Text segment:
+++++

I'm developing an application that serves as a client for solr. I have to do a multi-core search where the fields are exactly the same. I do not know the best way to implement it. I'm using solrj in java.
What would be best to use Distributed Search from solr or search on each separate core using threads on the application side?
Example
http://XXXX:8983/solr/core1
http://XXXX:8983/solr/core2
http://XXXX:8983/solr/core3
http://XXXX:8983/solr/core4
The fields in each core are the same.
I want to search efficiently search in all colors with a resulting result-set.
Solr UI
At this moment I have 26 cores, the largest have
Num Docs: 4677529
Size: 56.7 GB
The others have similar values. The number of cores tends to increase.
Thanks
As far as I understand from question and comments your scenario is perfect for SolrCloud, which is the name of a configuration that enables a set of new distributed capabilities in Solr.
A collection is a complete logical index that could be physically distributed across more Solr instances.
When you have to submit a query to your collection all you have to do is refer to the collection like previously you did with your cores. The SolrJ client should be built in a different manner, you have to specify the zookeeper connection string, use the CloudSolrClient and specify the default collection.
String zkHostString = "zkServerA:2181,zkServerB:2181,zkServerC:2181/solr";
CloudSolrClient solr = new CloudSolrClient.Builder().withZkHost(zkHostString).build();
solr.setDefaultCollection("collectionName");
This let you to the following options:
Your configuration is already a SolrCloud environment but didn't know anything about. Let's check if your Solr admin (taken from of one of your Solr Instances) and see if there is "Cloud" menu in the left menu. See the attached image
In this case, have a look at Cloud menu, this will show you the network topology of your Cluster and the name of the collection to use in your SolrJ implementation. See the attached image:
In case the "Cloud" menu is missing (image 1). You should move your existing cores from a standalone Solr configuration to SolrCloud.
To be clear you cannot switch your existing Solr instances from standalone to SolrCloud. The simplest way I would suggest is create a new SolrCloud cluster and reindex all your cores. I also suggest to have a look at Solr terminology in a SolrCloud configuration.
In the following lines are the steps to create a SolrCloud:
create a Zookeeper ensemble
create one or more Solr instances and start them in SolrCloud mode (i.e. specifying the zookeeper connection string parameter -z zk-node1:2181,zk-node2:2181,zk-node3:2181 at Solr start)
upload your Solr collection configuration to Zookeeper (use Solr zkcli.sh tool)
create your collection - Collection API - create a collection
Now you can start to move (reindex) your documents into the new brand collection you have created.
From the size and the number of documents you're re-indexing you have to create a number of shards in order to split the collection across your SolrCloud instances.

+++++

Supplied material:
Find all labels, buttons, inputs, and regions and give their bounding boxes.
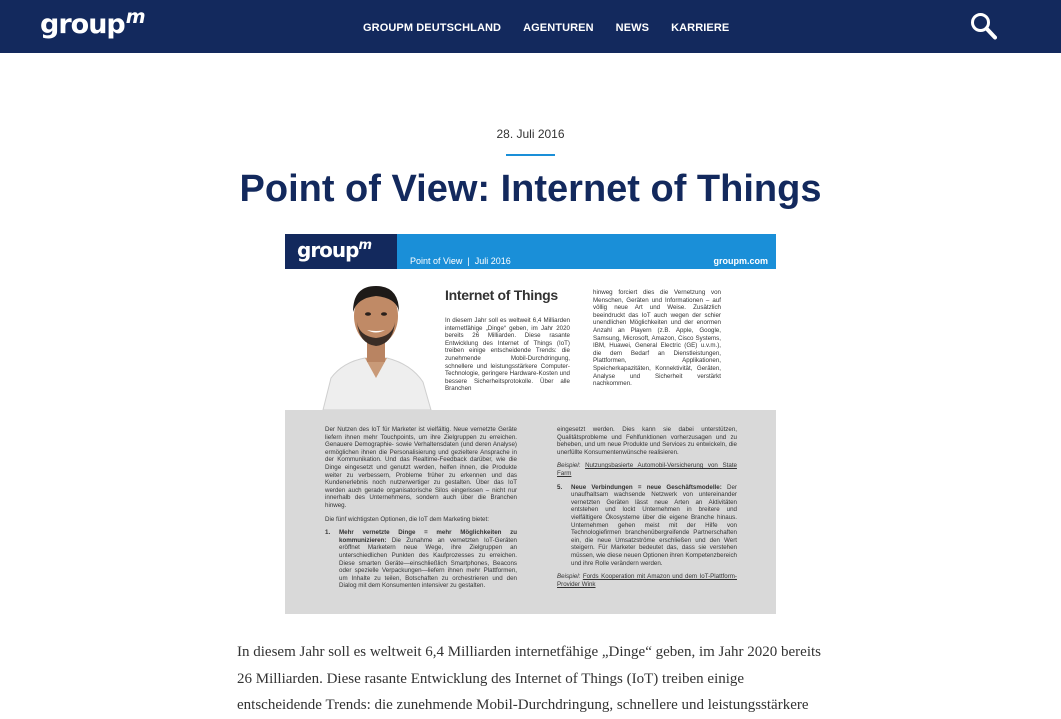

+++++

Requirements:
A: Retype part of the Solr thread above word for word, beginning at the words "I want to search" and stopping after "tends to increase.".
B: In the Solr thread above, which SolrJ client class does the reply say to use when querying a SolrCloud collection?

Exercise answers:
A:
I want to search efficiently search in all colors with a resulting result-set.
Solr UI
At this moment I have 26 cores, the largest have
Num Docs: 4677529
Size: 56.7 GB
The others have similar values. The number of cores tends to increase.

B: CloudSolrClient